START Materials provided

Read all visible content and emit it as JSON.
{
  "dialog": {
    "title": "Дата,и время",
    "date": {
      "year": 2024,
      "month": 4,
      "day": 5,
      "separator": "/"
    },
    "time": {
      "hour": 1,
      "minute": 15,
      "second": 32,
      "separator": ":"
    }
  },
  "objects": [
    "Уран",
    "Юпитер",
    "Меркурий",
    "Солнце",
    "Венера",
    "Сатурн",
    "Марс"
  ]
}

END Materials provided

What the task asks: Transcribe all of the material exactly. Omit nothing.

Task response:
Read all visible content and emit it as JSON.
{
  "dialog": {
    "title": "Дата,и время",
    "date": {
      "year": 2024,
      "month": 4,
      "day": 5,
      "separator": "/"
    },
    "time": {
      "hour": 1,
      "minute": 15,
      "second": 32,
      "separator": ":"
    }
  },
  "objects": [
    "Уран",
    "Юпитер",
    "Меркурий",
    "Солнце",
    "Венера",
    "Сатурн",
    "Марс"
  ]
}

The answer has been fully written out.